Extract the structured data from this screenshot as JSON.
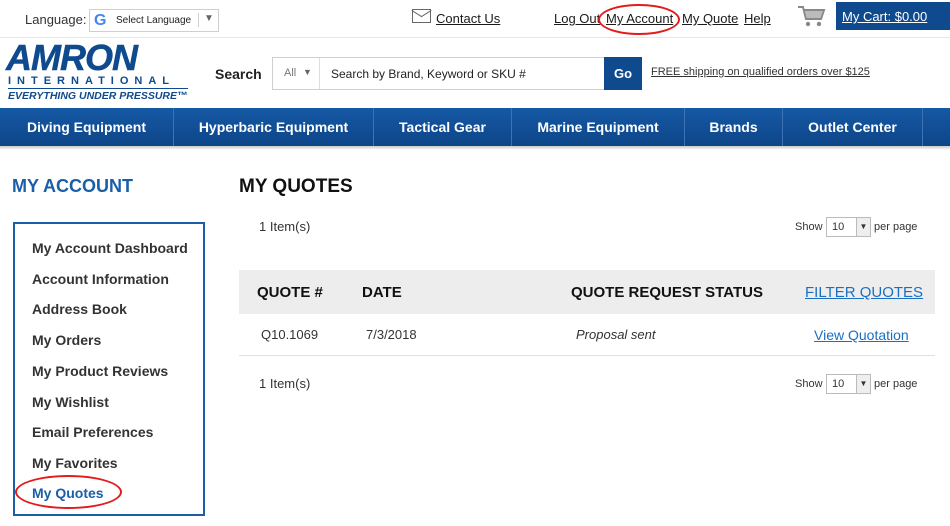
{
  "topbar": {
    "language_label": "Language:",
    "language_select": "Select Language",
    "contact_label": "Contact Us",
    "logout_label": "Log Out",
    "account_label": "My Account",
    "quote_label": "My Quote",
    "help_label": "Help",
    "cart_label": "My Cart: $0.00"
  },
  "header": {
    "logo_name": "AMRON",
    "logo_sub": "INTERNATIONAL",
    "logo_tagline": "EVERYTHING UNDER PRESSURE™",
    "search_label": "Search",
    "search_category": "All",
    "search_placeholder": "Search by Brand, Keyword or SKU #",
    "go_label": "Go",
    "shipping_text": "FREE shipping on qualified orders over $125"
  },
  "nav": {
    "items": [
      {
        "label": "Diving Equipment"
      },
      {
        "label": "Hyperbaric Equipment"
      },
      {
        "label": "Tactical Gear"
      },
      {
        "label": "Marine Equipment"
      },
      {
        "label": "Brands"
      },
      {
        "label": "Outlet Center"
      }
    ]
  },
  "sidebar": {
    "title": "MY ACCOUNT",
    "items": [
      {
        "label": "My Account Dashboard"
      },
      {
        "label": "Account Information"
      },
      {
        "label": "Address Book"
      },
      {
        "label": "My Orders"
      },
      {
        "label": "My Product Reviews"
      },
      {
        "label": "My Wishlist"
      },
      {
        "label": "Email Preferences"
      },
      {
        "label": "My Favorites"
      },
      {
        "label": "My Quotes",
        "active": true
      }
    ]
  },
  "main": {
    "title": "MY QUOTES",
    "item_count": "1 Item(s)",
    "show_label": "Show",
    "per_page_value": "10",
    "per_page_label": "per page",
    "columns": {
      "quote": "QUOTE #",
      "date": "DATE",
      "status": "QUOTE REQUEST STATUS",
      "filter": "FILTER QUOTES"
    },
    "rows": [
      {
        "quote": "Q10.1069",
        "date": "7/3/2018",
        "status": "Proposal sent",
        "action": "View Quotation"
      }
    ]
  },
  "colors": {
    "brand_blue": "#0f4a8e",
    "link_blue": "#1a6fc2",
    "highlight_red": "#e31b1b"
  },
  "icons": [
    "google-icon",
    "mail-icon",
    "cart-icon",
    "chevron-down-icon"
  ]
}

--

## Instruction
The entries above are to be returned exactly, without their pictures.

## Solution to this task
Extract the structured data from this screenshot as JSON.
{
  "topbar": {
    "language_label": "Language:",
    "language_select": "Select Language",
    "contact_label": "Contact Us",
    "logout_label": "Log Out",
    "account_label": "My Account",
    "quote_label": "My Quote",
    "help_label": "Help",
    "cart_label": "My Cart: $0.00"
  },
  "header": {
    "logo_name": "AMRON",
    "logo_sub": "INTERNATIONAL",
    "logo_tagline": "EVERYTHING UNDER PRESSURE™",
    "search_label": "Search",
    "search_category": "All",
    "search_placeholder": "Search by Brand, Keyword or SKU #",
    "go_label": "Go",
    "shipping_text": "FREE shipping on qualified orders over $125"
  },
  "nav": {
    "items": [
      {
        "label": "Diving Equipment"
      },
      {
        "label": "Hyperbaric Equipment"
      },
      {
        "label": "Tactical Gear"
      },
      {
        "label": "Marine Equipment"
      },
      {
        "label": "Brands"
      },
      {
        "label": "Outlet Center"
      }
    ]
  },
  "sidebar": {
    "title": "MY ACCOUNT",
    "items": [
      {
        "label": "My Account Dashboard"
      },
      {
        "label": "Account Information"
      },
      {
        "label": "Address Book"
      },
      {
        "label": "My Orders"
      },
      {
        "label": "My Product Reviews"
      },
      {
        "label": "My Wishlist"
      },
      {
        "label": "Email Preferences"
      },
      {
        "label": "My Favorites"
      },
      {
        "label": "My Quotes",
        "active": true
      }
    ]
  },
  "main": {
    "title": "MY QUOTES",
    "item_count": "1 Item(s)",
    "show_label": "Show",
    "per_page_value": "10",
    "per_page_label": "per page",
    "columns": {
      "quote": "QUOTE #",
      "date": "DATE",
      "status": "QUOTE REQUEST STATUS",
      "filter": "FILTER QUOTES"
    },
    "rows": [
      {
        "quote": "Q10.1069",
        "date": "7/3/2018",
        "status": "Proposal sent",
        "action": "View Quotation"
      }
    ]
  },
  "colors": {
    "brand_blue": "#0f4a8e",
    "link_blue": "#1a6fc2",
    "highlight_red": "#e31b1b"
  },
  "icons": [
    "google-icon",
    "mail-icon",
    "cart-icon",
    "chevron-down-icon"
  ]
}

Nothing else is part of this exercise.